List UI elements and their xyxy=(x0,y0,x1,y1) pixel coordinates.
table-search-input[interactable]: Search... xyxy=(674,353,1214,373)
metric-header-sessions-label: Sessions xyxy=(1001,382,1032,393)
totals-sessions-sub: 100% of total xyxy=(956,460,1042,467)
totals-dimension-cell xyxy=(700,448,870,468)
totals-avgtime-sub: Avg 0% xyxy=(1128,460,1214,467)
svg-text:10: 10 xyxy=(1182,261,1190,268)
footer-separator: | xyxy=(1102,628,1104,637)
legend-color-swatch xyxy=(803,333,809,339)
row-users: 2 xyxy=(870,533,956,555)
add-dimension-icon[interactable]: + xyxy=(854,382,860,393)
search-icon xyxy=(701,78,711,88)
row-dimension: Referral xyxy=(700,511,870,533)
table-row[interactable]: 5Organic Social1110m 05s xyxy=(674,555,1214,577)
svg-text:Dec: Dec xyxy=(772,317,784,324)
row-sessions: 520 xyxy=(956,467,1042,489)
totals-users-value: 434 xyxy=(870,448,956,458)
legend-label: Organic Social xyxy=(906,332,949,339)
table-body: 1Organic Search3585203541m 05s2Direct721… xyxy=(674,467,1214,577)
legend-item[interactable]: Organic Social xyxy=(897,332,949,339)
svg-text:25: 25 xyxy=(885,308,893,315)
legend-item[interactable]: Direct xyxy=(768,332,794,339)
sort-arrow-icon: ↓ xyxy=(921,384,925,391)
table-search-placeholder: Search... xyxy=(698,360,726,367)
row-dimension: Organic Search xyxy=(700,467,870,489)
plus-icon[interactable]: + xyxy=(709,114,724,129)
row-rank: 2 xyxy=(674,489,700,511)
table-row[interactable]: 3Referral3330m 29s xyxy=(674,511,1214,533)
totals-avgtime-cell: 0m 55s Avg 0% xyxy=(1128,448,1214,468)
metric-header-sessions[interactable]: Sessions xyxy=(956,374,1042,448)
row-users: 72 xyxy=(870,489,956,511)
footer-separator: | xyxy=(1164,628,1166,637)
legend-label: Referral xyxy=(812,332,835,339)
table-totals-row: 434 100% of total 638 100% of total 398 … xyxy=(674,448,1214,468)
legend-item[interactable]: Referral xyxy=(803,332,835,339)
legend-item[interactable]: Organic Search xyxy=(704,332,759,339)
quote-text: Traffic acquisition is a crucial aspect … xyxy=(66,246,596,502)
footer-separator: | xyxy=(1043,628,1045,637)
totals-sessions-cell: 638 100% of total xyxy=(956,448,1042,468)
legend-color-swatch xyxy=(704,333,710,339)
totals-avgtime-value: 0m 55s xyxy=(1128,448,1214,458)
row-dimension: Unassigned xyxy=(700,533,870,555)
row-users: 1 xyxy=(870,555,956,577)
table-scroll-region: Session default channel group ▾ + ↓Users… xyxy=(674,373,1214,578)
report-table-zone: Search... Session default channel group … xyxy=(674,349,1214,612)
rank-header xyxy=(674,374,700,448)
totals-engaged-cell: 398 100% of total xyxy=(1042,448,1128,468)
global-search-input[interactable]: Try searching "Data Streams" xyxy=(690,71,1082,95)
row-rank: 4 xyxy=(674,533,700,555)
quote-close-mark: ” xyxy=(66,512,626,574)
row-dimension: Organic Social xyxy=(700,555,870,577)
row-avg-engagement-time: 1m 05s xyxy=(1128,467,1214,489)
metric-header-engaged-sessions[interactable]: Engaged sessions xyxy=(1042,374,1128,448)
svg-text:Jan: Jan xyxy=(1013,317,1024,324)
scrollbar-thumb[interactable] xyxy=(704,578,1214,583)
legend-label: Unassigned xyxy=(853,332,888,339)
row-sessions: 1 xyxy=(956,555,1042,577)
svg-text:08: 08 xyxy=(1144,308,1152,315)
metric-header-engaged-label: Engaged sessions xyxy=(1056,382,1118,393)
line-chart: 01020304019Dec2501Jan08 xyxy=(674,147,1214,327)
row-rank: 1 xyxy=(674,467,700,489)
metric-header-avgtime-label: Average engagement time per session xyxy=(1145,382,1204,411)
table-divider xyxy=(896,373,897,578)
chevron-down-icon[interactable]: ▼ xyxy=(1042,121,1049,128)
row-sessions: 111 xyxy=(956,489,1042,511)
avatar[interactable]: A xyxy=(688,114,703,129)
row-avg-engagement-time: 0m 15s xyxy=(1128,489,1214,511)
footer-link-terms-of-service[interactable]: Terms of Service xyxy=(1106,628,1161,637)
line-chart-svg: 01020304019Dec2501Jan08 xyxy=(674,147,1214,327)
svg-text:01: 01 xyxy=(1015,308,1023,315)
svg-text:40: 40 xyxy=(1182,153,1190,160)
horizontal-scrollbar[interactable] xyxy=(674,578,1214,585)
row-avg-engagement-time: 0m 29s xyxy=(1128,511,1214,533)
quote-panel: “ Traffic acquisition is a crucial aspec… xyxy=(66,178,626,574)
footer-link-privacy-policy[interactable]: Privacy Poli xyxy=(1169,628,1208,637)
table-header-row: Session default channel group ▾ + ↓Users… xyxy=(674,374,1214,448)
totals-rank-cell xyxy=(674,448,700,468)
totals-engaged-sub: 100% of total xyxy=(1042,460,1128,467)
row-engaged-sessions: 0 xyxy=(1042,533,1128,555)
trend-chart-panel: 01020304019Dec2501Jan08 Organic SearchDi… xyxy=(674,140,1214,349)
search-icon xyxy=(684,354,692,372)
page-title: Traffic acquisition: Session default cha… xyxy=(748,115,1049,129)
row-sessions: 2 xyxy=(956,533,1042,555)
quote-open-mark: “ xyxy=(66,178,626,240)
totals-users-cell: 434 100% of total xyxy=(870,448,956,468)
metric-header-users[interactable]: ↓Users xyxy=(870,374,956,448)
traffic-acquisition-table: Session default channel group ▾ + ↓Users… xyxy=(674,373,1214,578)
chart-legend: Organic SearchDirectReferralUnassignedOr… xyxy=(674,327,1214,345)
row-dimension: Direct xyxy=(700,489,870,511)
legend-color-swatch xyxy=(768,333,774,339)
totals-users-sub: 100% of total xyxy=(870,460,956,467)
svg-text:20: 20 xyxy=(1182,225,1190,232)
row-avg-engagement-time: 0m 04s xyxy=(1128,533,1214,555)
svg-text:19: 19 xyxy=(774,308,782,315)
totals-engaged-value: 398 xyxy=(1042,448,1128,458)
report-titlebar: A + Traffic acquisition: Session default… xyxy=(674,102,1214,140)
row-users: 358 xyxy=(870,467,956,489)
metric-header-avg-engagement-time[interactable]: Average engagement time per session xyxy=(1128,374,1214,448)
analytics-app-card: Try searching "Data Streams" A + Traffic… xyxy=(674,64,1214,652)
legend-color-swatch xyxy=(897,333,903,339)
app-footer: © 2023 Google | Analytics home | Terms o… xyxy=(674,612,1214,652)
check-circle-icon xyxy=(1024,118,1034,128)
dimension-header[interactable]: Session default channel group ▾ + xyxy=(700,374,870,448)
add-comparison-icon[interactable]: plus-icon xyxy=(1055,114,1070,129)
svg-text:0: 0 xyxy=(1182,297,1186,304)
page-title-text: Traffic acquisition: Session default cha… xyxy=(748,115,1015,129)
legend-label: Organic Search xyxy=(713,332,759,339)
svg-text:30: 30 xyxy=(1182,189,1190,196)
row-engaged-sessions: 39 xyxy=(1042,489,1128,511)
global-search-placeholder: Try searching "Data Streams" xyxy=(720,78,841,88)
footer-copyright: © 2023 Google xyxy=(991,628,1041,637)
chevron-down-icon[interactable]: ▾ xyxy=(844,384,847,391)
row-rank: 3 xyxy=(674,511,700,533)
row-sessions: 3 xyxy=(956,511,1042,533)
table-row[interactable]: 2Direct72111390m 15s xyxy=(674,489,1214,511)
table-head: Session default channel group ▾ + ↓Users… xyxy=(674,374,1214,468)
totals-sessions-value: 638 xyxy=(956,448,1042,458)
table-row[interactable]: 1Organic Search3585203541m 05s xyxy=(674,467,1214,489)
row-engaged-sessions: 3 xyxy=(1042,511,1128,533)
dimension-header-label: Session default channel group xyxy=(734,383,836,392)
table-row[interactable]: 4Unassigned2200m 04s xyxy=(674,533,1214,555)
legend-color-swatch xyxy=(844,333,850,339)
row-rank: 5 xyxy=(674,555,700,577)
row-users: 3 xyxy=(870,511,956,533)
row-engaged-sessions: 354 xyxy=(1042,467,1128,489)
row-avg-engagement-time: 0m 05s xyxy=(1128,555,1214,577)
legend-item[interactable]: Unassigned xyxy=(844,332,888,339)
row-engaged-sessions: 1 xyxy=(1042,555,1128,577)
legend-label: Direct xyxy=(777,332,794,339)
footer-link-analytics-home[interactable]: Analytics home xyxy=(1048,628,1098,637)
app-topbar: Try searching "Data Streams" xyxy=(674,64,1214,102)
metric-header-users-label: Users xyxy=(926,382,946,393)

YOUR TASK — Update the data from its first line through the line with "add-dimension-icon[interactable]: + xyxy=(854,382,860,393)", changing "pixel coordinates" to "screen coordinates" and leaving everything else the same. Return only those lines.

ANSWER FOR THE TASK —
List UI elements and their xyxy=(x0,y0,x1,y1) screen coordinates.
table-search-input[interactable]: Search... xyxy=(674,353,1214,373)
metric-header-sessions-label: Sessions xyxy=(1001,382,1032,393)
totals-sessions-sub: 100% of total xyxy=(956,460,1042,467)
totals-dimension-cell xyxy=(700,448,870,468)
totals-avgtime-sub: Avg 0% xyxy=(1128,460,1214,467)
svg-text:10: 10 xyxy=(1182,261,1190,268)
footer-separator: | xyxy=(1102,628,1104,637)
legend-color-swatch xyxy=(803,333,809,339)
row-users: 2 xyxy=(870,533,956,555)
add-dimension-icon[interactable]: + xyxy=(854,382,860,393)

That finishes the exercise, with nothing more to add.